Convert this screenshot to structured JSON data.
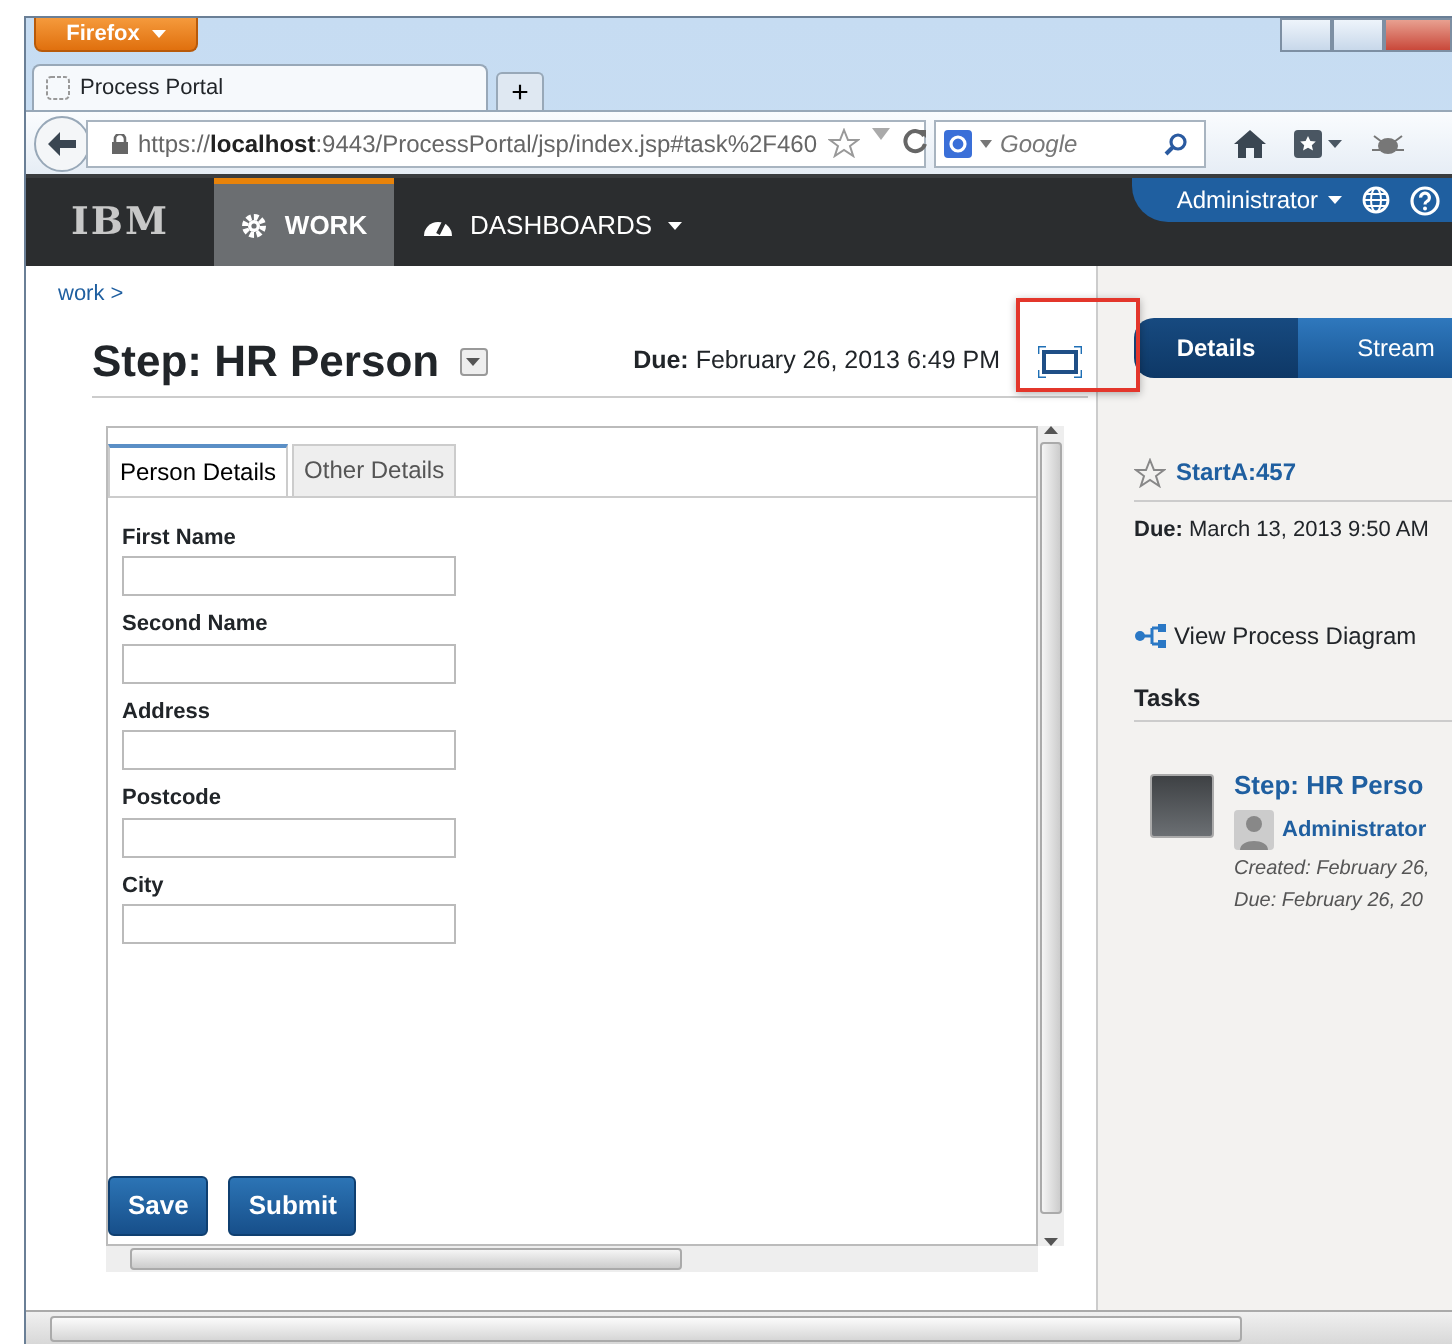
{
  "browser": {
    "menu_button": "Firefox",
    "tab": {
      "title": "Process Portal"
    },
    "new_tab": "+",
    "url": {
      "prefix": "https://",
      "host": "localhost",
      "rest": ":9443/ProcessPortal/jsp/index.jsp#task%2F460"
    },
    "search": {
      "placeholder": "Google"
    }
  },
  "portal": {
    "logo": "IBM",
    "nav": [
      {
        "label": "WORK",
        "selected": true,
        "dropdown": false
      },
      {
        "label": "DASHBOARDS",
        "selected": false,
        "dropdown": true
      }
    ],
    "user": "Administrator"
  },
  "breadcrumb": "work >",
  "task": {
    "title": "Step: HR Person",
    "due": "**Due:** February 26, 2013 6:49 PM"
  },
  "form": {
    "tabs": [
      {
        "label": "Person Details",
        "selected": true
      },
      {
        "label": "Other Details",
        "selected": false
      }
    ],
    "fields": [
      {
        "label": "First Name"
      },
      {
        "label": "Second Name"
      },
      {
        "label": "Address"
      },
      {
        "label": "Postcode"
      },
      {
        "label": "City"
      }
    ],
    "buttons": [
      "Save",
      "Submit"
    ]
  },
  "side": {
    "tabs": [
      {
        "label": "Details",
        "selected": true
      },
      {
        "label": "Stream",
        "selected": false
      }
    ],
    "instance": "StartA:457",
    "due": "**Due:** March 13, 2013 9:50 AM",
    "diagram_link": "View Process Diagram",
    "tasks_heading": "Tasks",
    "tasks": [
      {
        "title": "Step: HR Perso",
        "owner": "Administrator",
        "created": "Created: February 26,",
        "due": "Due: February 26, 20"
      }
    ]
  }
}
════
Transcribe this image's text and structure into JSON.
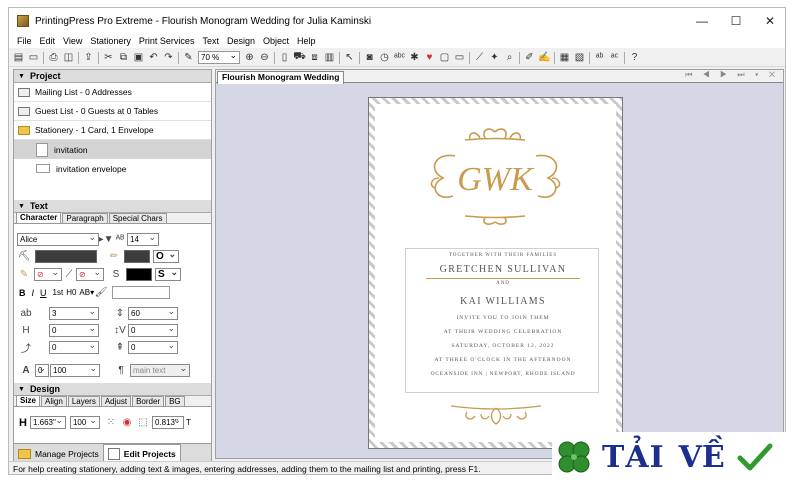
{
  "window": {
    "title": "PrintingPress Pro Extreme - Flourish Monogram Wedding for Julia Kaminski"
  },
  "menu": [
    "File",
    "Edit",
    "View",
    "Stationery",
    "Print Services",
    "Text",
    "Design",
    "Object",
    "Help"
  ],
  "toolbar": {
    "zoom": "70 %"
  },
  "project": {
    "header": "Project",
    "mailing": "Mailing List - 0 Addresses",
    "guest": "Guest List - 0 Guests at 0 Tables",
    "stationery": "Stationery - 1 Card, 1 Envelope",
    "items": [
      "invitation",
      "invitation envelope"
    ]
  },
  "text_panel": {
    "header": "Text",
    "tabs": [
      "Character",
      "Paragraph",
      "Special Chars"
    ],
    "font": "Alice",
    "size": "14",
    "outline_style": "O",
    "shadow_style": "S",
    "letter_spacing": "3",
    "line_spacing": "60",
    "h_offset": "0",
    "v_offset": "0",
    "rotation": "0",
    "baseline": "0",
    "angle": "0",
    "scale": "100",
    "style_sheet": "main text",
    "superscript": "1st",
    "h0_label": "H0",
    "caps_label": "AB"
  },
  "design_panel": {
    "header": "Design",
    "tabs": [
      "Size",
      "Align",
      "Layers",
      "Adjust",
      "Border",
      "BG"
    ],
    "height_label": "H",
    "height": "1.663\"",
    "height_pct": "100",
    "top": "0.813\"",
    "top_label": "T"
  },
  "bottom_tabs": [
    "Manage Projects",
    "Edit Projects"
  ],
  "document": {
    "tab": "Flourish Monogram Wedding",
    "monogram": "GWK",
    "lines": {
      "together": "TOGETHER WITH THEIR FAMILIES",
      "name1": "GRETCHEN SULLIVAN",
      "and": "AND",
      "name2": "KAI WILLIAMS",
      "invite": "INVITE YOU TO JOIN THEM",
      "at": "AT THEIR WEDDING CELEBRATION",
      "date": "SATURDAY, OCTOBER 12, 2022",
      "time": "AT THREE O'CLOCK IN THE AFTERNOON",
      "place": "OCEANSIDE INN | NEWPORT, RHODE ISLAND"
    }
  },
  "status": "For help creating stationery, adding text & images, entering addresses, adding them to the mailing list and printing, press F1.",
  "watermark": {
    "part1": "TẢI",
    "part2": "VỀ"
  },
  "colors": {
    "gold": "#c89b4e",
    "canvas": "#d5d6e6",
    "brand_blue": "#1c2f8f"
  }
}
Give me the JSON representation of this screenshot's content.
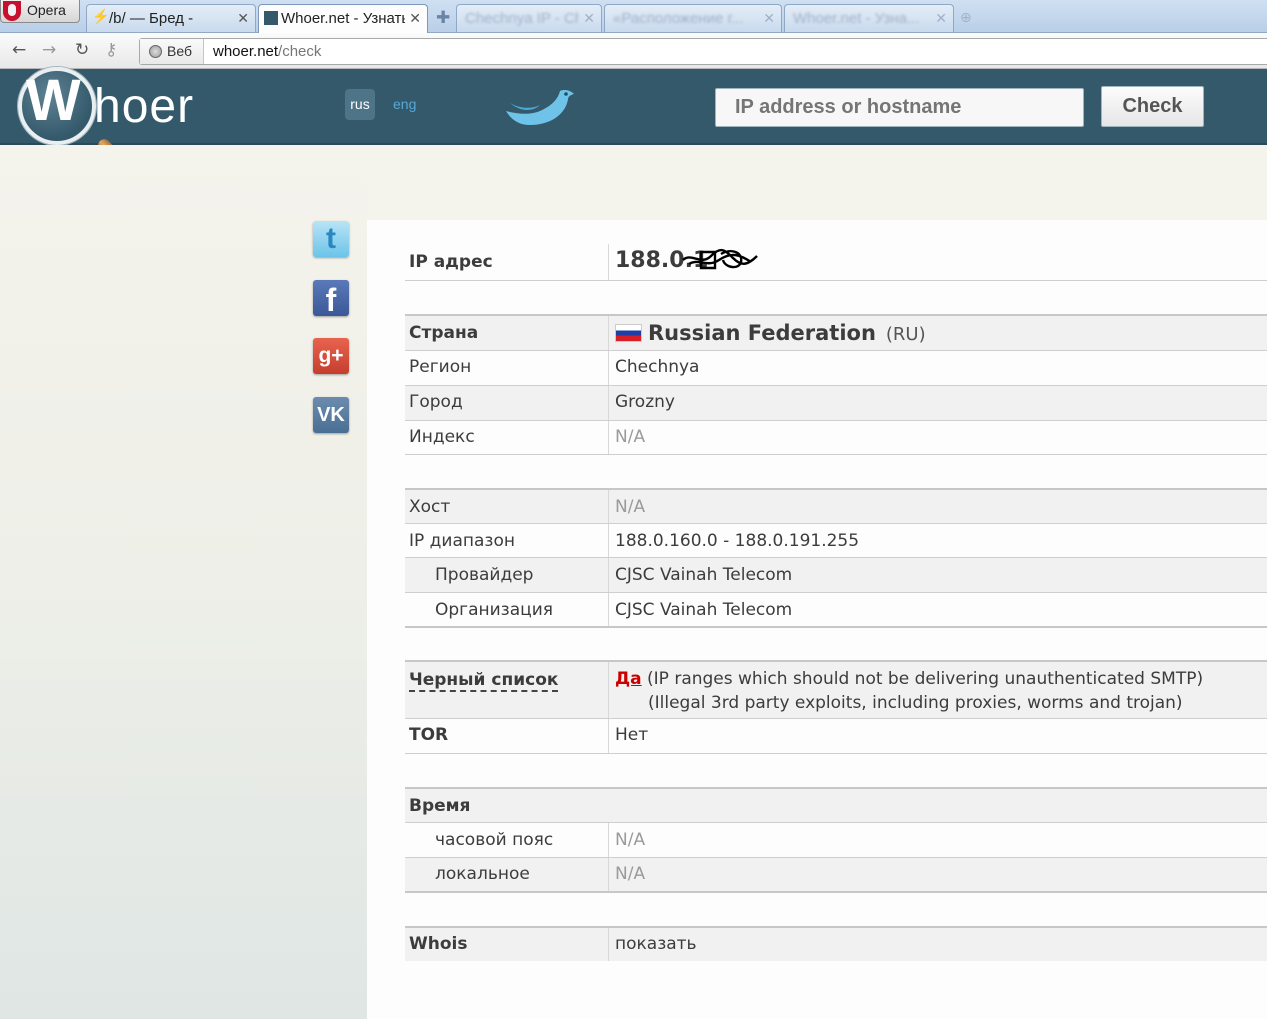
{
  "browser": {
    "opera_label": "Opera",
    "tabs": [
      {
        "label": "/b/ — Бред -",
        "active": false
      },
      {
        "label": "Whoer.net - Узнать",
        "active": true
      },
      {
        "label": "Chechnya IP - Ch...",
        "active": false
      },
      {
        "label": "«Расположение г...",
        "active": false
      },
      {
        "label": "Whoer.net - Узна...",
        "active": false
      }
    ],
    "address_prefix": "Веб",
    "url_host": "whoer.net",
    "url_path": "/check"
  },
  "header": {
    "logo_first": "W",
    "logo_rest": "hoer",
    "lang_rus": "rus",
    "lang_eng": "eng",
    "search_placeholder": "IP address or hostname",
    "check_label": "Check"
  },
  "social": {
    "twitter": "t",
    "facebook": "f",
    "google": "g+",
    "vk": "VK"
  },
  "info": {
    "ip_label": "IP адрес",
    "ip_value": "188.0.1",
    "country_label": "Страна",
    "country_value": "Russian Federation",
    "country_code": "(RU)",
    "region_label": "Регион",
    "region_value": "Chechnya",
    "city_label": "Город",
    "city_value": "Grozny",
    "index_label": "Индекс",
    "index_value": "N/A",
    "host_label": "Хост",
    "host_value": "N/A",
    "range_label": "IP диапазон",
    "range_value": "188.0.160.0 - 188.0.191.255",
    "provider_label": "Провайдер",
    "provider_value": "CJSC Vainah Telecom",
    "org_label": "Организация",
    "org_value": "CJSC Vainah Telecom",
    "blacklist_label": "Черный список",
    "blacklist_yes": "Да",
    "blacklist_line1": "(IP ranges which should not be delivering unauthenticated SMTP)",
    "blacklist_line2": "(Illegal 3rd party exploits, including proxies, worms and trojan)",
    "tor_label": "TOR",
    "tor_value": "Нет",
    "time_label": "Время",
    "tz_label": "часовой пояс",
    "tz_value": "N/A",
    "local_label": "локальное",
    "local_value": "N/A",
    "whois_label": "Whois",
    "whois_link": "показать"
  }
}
════
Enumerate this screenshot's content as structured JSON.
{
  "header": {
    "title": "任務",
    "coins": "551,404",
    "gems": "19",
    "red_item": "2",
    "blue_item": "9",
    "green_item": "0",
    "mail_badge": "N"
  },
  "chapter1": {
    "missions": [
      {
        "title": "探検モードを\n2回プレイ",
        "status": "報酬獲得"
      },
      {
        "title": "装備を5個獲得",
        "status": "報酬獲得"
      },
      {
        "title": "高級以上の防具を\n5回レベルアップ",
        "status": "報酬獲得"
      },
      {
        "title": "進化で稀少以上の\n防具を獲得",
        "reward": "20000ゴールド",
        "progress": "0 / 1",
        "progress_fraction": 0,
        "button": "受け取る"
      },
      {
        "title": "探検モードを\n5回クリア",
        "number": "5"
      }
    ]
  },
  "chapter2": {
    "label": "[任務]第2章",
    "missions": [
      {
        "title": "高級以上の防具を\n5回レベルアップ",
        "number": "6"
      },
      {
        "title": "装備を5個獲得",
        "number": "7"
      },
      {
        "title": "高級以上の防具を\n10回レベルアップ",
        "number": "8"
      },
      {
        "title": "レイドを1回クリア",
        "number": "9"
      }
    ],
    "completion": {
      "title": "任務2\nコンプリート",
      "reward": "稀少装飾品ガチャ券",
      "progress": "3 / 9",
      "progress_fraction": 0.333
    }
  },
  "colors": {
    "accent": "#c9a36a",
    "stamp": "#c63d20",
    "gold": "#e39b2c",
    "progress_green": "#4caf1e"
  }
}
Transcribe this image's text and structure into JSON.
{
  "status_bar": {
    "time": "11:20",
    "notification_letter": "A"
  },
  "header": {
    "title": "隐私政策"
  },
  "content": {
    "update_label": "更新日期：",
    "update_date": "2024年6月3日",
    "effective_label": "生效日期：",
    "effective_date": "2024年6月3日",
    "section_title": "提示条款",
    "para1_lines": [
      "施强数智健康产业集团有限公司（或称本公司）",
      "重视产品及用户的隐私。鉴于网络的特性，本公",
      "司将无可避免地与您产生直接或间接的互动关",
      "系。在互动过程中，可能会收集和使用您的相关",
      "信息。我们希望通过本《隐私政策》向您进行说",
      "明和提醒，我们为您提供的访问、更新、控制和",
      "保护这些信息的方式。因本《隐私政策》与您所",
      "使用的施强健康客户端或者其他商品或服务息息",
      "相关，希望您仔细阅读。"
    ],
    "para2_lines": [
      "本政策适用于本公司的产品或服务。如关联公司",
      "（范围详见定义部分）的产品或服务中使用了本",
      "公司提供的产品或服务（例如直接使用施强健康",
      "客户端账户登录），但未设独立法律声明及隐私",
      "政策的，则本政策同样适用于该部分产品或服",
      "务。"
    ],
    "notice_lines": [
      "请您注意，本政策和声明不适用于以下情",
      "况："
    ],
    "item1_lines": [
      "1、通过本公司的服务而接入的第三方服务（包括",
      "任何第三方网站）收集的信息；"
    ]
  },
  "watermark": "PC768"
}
════
Given exercise >>
Using the listing above, pull out all lines that hold the word "Vainah".

Output of the exercise >>
    "provider_value": "CJSC Vainah Telecom",
    "org_value": "CJSC Vainah Telecom",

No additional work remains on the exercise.